- EXERCISE REQUIREMENTS
Pick out the lines below that include the string "Para".

- RAW RECORDS
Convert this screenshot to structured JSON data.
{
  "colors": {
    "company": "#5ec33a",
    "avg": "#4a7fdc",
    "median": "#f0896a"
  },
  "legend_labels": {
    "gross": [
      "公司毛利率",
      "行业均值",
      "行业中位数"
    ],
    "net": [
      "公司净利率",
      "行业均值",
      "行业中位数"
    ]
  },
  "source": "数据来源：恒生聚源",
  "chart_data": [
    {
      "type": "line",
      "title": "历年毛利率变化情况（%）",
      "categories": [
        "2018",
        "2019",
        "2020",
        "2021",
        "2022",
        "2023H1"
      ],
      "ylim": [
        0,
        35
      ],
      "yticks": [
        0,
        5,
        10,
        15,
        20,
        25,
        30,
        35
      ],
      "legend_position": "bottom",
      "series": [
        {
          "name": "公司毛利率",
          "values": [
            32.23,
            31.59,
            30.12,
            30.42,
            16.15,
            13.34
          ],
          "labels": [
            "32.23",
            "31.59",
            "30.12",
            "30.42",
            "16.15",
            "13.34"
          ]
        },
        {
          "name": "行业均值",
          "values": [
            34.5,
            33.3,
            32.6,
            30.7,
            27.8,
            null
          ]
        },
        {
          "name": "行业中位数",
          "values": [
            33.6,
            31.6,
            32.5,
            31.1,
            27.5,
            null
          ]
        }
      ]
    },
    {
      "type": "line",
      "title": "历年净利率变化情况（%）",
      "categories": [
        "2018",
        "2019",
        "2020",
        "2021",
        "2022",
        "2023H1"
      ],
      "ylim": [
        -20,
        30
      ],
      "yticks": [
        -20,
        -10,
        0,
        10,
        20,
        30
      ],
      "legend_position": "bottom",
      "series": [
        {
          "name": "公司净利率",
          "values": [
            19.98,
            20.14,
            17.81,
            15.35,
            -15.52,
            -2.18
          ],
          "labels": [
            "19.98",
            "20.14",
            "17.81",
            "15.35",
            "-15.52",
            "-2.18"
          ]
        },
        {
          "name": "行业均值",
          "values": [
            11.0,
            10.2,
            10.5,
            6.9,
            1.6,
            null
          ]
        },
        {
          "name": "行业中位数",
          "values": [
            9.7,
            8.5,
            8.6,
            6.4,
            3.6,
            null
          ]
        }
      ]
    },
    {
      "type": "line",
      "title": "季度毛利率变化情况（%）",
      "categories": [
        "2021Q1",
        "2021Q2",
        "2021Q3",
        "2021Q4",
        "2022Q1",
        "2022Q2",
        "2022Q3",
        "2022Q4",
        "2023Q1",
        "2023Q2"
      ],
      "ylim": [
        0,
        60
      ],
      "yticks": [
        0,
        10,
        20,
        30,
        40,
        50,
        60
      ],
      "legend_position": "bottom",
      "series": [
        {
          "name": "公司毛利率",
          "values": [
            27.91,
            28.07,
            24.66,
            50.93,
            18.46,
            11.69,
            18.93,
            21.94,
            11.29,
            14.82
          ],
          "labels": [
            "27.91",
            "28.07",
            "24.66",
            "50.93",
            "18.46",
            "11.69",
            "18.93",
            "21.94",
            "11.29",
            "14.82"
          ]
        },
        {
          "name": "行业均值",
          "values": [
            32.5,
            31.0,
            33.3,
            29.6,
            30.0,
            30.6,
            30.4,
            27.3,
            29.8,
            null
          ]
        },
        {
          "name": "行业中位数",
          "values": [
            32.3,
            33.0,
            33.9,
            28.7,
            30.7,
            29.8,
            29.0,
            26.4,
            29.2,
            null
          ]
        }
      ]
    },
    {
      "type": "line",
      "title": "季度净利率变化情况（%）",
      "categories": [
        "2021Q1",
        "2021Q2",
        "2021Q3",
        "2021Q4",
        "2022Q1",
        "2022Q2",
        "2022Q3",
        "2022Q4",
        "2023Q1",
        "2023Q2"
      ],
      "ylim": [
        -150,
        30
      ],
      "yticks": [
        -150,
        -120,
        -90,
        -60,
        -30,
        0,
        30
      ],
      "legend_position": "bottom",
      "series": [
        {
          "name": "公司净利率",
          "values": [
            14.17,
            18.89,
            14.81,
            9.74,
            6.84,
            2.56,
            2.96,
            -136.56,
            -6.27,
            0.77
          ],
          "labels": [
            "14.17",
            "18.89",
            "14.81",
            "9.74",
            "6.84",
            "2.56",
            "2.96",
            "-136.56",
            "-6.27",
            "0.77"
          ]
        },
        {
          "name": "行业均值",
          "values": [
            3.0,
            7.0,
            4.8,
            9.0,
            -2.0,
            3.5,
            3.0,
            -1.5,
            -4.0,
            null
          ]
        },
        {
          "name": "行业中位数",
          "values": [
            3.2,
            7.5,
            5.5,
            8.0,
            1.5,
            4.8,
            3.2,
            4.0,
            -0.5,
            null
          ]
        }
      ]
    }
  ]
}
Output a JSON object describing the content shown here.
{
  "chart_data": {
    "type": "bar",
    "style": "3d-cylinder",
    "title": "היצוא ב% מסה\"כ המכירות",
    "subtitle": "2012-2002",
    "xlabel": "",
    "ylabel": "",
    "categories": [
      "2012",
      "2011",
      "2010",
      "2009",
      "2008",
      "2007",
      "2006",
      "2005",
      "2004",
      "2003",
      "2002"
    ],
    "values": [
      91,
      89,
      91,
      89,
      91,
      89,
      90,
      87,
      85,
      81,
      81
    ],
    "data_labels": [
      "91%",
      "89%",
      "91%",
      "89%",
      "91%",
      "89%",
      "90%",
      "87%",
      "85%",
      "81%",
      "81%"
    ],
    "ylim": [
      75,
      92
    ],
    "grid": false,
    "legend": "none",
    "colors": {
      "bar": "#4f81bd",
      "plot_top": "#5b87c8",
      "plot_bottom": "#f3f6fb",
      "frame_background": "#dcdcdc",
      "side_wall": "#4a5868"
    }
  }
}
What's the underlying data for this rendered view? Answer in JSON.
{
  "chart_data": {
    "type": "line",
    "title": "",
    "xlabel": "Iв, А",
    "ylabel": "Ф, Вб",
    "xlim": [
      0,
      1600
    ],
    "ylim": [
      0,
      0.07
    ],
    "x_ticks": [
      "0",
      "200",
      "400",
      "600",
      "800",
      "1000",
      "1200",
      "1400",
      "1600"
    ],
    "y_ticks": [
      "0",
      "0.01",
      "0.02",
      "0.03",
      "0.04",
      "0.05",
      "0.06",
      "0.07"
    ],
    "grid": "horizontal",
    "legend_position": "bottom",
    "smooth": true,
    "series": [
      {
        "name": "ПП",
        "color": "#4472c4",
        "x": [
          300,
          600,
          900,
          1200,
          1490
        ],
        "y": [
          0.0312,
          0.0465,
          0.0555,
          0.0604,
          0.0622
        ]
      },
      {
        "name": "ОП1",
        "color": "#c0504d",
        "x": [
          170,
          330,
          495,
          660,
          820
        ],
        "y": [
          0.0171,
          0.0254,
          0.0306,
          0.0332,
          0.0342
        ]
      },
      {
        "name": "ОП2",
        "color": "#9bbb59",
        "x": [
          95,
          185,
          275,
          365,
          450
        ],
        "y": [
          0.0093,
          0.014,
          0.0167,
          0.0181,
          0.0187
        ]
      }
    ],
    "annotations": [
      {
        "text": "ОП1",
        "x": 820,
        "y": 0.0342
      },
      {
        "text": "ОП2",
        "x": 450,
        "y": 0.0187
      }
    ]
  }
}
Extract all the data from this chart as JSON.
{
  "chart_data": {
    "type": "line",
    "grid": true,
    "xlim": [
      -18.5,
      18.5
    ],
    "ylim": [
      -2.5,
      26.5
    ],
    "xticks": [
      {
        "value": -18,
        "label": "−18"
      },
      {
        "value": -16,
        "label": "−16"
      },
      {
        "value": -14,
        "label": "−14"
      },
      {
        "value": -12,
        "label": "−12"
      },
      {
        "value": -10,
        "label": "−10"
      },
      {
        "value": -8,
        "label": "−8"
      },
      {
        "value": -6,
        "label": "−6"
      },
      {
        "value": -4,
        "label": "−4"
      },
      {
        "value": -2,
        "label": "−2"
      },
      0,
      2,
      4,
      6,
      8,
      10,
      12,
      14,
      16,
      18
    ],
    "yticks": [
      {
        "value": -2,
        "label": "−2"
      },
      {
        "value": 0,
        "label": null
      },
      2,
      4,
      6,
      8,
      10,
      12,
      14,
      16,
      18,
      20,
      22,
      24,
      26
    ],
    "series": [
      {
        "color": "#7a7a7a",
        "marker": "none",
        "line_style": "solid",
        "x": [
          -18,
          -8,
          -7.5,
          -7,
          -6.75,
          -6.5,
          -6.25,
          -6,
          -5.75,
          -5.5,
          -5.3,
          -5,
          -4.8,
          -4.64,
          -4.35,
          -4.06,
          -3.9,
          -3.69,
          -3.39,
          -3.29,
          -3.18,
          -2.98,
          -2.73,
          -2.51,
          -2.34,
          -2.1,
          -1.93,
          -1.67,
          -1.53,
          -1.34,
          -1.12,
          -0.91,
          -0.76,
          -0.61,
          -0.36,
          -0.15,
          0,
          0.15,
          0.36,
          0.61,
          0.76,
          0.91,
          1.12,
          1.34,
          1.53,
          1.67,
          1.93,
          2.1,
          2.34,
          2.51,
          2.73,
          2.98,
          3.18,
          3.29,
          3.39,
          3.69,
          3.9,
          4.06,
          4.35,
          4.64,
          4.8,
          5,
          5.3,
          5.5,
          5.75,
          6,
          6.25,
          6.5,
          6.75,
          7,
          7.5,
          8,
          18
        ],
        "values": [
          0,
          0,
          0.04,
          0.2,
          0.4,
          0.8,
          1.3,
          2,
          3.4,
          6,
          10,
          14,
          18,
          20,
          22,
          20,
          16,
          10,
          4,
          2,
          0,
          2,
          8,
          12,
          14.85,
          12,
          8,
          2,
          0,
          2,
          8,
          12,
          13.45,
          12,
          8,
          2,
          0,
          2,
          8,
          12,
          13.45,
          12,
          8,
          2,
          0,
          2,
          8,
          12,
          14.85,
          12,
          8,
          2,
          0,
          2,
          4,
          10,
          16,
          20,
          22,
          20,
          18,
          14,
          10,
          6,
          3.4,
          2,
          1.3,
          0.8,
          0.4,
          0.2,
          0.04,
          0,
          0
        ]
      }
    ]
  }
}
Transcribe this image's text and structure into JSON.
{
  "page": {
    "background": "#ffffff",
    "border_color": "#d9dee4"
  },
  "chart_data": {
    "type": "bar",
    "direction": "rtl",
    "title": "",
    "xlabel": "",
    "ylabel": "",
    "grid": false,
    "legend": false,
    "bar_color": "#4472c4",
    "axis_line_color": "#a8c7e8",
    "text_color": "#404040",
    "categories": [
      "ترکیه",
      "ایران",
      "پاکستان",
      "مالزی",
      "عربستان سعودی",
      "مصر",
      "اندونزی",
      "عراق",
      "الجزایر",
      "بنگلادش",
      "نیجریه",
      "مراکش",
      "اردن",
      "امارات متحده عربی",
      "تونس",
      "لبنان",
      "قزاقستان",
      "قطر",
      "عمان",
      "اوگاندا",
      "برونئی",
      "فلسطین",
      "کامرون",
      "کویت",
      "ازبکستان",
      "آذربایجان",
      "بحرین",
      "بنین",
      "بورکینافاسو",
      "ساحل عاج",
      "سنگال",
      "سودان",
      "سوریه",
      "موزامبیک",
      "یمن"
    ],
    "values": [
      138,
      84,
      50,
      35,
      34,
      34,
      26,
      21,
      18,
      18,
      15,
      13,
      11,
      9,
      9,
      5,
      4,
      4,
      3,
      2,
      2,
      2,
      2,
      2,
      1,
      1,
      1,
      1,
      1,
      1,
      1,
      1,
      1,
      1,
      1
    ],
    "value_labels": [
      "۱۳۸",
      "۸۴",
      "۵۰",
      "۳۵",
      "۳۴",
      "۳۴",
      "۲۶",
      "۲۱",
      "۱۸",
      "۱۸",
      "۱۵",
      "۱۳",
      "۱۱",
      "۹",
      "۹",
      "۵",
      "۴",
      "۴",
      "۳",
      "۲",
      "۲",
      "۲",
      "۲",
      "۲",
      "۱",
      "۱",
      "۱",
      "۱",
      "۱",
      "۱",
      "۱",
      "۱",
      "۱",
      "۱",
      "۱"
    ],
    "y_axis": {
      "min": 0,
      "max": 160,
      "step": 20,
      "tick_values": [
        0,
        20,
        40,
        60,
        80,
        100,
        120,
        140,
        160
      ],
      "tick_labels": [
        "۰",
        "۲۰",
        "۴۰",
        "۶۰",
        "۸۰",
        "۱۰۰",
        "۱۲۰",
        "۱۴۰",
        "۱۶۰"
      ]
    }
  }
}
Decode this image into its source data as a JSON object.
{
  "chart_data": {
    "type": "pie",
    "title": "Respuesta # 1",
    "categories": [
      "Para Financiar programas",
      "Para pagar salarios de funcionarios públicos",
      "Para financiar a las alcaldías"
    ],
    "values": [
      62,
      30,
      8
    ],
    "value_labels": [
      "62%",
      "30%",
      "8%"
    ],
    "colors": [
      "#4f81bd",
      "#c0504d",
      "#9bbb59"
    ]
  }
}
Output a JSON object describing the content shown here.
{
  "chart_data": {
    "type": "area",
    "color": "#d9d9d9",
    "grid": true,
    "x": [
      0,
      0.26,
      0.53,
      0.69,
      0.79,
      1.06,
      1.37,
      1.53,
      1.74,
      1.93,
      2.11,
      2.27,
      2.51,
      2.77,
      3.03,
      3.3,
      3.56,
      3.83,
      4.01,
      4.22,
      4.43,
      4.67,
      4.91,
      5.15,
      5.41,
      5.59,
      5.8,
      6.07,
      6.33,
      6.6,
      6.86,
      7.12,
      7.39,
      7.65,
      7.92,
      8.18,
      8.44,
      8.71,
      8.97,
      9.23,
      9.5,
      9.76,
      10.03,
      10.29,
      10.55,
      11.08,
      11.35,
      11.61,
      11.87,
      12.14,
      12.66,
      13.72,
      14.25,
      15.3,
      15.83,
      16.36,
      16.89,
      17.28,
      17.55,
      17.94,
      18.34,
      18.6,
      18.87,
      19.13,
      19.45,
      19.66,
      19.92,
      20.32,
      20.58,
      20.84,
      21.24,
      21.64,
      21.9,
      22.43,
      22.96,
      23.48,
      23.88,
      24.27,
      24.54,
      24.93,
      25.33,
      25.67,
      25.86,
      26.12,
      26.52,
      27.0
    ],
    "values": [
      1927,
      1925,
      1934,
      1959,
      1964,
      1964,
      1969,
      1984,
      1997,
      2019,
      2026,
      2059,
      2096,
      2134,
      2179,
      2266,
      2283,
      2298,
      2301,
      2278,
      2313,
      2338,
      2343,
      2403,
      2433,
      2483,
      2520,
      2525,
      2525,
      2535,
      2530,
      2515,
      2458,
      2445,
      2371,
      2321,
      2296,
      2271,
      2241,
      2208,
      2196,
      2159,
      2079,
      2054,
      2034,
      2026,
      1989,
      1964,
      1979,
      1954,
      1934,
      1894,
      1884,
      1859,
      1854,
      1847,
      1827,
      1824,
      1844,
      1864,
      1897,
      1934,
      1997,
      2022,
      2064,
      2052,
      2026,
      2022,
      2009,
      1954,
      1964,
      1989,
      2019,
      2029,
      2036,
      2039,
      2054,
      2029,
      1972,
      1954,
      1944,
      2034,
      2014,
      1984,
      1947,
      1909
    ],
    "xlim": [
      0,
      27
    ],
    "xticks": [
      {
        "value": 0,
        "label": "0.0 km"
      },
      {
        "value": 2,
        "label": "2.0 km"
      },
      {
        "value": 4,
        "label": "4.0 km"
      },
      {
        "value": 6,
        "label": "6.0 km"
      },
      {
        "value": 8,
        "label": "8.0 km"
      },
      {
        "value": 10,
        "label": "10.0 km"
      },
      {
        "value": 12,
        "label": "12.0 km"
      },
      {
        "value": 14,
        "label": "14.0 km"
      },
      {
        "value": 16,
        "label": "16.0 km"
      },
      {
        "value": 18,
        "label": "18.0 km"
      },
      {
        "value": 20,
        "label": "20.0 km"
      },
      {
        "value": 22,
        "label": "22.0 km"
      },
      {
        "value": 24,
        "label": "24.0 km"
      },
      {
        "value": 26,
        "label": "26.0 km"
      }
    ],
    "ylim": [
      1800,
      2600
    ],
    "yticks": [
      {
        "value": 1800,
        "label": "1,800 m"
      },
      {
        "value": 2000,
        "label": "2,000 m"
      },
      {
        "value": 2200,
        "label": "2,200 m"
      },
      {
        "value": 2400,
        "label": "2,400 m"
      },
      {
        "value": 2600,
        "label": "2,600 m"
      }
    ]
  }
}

- COMPLETE RESPONSE
      "Para Financiar programas",
      "Para pagar salarios de funcionarios públicos",
      "Para financiar a las alcaldías"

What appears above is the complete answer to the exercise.